■ Task statement: From the listing below, pull out all lines with "type" in them.

■ Items from a dataset:
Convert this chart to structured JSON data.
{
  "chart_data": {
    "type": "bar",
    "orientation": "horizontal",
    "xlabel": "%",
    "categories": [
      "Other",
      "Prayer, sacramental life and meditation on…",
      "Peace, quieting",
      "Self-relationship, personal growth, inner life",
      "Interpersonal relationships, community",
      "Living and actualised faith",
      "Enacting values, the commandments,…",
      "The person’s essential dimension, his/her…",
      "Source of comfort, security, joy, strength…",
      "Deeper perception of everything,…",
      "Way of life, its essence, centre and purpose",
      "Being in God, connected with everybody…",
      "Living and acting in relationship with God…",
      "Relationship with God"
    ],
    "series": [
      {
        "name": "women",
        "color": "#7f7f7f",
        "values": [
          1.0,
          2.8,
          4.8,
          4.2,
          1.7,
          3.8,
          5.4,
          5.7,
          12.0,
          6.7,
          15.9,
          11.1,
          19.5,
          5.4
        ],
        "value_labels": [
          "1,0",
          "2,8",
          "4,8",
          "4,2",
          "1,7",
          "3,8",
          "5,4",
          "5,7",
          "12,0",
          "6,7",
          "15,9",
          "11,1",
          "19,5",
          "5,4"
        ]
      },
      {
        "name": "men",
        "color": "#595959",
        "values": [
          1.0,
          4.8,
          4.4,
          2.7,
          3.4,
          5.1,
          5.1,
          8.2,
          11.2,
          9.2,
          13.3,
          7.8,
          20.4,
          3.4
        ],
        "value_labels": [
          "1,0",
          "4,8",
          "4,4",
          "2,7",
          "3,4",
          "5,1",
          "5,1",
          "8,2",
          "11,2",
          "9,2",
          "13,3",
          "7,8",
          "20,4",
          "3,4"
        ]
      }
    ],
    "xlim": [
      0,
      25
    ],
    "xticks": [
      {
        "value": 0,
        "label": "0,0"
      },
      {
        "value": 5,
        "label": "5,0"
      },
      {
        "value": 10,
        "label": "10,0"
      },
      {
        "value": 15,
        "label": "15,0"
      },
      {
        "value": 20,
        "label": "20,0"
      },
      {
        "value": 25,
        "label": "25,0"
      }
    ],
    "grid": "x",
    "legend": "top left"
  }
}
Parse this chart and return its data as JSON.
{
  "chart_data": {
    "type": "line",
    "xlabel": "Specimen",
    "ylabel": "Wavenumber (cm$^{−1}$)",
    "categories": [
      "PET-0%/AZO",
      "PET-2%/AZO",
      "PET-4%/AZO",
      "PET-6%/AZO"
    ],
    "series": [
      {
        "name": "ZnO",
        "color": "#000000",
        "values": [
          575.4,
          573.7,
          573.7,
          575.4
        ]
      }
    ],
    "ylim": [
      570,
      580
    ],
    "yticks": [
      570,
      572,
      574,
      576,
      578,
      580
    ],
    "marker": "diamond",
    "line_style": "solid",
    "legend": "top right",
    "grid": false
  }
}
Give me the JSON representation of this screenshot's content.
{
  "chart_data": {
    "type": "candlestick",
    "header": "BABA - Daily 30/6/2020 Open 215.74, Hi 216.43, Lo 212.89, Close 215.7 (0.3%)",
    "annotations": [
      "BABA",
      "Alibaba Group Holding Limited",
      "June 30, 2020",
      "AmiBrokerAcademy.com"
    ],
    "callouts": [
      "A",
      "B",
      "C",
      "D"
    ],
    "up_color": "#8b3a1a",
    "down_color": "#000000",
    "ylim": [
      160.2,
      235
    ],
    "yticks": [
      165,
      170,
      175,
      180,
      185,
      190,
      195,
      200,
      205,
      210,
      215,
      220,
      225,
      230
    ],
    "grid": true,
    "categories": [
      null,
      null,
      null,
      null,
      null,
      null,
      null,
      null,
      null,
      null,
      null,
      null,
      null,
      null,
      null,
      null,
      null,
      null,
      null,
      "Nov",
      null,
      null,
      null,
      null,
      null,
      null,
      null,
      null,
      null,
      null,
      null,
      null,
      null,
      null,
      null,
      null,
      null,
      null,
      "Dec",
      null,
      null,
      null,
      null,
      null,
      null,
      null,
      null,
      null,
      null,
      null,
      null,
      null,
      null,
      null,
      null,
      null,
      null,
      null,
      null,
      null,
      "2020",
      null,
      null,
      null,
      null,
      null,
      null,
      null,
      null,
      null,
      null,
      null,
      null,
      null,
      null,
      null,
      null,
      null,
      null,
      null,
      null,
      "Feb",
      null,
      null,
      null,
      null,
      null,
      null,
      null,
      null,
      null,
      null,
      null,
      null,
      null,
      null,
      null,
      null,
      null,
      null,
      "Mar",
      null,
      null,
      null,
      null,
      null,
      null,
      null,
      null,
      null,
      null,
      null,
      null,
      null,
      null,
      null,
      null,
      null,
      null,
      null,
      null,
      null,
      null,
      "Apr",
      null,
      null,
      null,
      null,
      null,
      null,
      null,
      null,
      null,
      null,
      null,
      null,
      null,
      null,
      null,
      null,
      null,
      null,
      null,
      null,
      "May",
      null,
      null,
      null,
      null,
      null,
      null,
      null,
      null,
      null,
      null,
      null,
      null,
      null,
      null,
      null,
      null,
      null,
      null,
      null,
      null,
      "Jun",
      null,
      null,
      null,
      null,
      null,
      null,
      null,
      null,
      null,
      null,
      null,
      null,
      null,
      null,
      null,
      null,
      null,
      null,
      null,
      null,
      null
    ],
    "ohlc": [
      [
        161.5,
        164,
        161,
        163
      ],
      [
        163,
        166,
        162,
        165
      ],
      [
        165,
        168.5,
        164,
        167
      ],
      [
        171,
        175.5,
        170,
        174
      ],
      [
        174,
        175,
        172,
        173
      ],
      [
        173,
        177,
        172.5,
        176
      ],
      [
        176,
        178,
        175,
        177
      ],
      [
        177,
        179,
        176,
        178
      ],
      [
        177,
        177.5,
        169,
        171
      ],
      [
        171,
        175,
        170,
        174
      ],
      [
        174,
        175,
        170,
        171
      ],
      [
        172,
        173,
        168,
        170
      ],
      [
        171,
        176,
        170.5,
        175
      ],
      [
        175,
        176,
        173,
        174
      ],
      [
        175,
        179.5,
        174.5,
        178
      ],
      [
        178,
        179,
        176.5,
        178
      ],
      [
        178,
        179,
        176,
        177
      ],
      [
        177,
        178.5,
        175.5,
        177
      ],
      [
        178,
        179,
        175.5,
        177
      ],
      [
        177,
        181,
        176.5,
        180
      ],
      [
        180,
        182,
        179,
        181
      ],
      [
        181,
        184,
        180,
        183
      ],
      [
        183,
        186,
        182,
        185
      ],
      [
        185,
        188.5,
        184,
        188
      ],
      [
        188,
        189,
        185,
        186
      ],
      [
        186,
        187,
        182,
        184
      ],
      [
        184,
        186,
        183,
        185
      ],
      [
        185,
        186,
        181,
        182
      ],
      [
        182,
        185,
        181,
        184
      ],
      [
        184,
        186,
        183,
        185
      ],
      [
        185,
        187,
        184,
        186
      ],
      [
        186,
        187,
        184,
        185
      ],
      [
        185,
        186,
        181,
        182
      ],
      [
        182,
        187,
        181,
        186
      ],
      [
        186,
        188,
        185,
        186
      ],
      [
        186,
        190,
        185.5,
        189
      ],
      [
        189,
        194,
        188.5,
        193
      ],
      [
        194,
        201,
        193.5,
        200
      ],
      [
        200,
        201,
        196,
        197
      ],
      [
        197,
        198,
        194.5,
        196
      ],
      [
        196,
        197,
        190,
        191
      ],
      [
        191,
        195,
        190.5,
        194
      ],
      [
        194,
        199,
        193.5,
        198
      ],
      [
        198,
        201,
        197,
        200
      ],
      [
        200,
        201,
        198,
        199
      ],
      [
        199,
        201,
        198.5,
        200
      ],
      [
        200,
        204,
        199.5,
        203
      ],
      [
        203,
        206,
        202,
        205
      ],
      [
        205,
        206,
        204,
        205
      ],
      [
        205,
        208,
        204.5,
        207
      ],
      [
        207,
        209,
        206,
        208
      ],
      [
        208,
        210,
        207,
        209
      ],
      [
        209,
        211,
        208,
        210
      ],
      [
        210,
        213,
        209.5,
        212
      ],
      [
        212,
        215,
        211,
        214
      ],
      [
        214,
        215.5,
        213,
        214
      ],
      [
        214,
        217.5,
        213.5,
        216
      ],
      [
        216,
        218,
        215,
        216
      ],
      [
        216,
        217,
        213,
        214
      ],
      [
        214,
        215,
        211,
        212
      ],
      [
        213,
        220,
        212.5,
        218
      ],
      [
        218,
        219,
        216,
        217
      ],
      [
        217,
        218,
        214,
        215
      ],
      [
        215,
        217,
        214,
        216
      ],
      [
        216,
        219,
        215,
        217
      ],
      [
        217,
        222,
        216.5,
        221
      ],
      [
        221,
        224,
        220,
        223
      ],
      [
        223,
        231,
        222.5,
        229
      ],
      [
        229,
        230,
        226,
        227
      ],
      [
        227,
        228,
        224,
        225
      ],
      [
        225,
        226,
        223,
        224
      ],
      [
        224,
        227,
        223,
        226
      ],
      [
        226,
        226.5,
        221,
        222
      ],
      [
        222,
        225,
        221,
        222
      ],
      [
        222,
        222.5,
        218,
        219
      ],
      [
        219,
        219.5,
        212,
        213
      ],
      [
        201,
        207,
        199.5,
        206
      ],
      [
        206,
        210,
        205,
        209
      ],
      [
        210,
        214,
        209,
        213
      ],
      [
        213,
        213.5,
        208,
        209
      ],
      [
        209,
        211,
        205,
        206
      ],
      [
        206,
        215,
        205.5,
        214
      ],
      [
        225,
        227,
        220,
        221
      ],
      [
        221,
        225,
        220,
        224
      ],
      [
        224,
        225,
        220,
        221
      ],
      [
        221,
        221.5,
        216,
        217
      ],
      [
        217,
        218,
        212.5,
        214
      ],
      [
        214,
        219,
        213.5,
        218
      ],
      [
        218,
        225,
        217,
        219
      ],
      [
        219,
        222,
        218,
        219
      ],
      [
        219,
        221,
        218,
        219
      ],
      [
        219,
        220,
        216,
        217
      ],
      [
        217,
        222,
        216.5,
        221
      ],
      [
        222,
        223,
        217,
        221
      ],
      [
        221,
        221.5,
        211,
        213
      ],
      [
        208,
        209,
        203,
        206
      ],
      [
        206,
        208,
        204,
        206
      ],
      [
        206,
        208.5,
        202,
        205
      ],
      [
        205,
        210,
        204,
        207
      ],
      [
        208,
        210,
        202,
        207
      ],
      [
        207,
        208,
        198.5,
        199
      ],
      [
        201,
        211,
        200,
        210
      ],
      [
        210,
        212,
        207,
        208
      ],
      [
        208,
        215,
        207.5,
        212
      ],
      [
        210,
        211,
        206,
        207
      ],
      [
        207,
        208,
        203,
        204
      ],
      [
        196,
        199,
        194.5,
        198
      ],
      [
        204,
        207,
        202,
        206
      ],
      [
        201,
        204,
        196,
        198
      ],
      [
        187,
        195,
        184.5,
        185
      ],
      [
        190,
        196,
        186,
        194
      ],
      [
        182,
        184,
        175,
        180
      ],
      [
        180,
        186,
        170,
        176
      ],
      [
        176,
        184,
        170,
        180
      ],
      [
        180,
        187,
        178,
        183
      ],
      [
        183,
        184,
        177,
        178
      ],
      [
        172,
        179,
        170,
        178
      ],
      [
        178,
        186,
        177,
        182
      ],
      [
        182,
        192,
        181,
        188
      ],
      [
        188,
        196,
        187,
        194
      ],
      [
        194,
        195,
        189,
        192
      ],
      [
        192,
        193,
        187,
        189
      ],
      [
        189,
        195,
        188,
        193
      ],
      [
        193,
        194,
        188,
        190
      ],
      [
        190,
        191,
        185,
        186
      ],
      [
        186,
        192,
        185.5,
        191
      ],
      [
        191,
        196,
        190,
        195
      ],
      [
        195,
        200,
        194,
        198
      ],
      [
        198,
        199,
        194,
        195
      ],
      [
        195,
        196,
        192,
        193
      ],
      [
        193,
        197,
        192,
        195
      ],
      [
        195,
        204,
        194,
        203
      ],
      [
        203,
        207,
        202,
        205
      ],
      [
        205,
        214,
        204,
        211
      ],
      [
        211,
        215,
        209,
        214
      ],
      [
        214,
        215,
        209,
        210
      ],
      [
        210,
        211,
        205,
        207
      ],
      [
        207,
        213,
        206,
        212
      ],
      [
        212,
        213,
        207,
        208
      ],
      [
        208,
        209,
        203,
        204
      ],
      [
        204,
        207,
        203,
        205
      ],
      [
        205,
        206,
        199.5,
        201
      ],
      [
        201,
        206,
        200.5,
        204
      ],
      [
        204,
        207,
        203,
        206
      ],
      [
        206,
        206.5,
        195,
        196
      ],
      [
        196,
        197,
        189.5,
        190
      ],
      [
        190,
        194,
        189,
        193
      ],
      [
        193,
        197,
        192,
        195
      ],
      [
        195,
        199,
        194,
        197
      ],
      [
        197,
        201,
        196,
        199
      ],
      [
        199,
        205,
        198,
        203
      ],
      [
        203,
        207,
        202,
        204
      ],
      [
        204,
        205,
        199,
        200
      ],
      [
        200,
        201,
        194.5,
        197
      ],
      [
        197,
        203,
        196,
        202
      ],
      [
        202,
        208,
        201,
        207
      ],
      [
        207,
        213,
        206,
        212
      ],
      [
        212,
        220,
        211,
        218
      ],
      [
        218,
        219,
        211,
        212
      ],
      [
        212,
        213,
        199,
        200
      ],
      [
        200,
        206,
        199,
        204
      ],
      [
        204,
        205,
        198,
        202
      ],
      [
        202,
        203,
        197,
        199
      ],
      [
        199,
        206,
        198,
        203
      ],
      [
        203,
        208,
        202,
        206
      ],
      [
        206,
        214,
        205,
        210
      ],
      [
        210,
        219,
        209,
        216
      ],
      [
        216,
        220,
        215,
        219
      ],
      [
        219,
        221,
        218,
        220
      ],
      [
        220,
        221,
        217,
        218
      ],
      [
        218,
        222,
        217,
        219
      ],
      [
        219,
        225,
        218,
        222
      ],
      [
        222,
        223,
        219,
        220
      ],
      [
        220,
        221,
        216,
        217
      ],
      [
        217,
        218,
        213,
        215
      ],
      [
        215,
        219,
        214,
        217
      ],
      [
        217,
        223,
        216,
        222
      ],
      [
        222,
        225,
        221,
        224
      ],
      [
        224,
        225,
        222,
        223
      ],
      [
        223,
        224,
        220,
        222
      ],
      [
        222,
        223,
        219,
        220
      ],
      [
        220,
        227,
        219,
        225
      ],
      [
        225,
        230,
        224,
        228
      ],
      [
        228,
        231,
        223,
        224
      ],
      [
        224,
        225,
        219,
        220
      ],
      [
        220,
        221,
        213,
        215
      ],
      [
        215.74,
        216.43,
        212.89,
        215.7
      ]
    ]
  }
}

■ The solution:
    "type": "bar",
    "type": "line",
    "type": "candlestick",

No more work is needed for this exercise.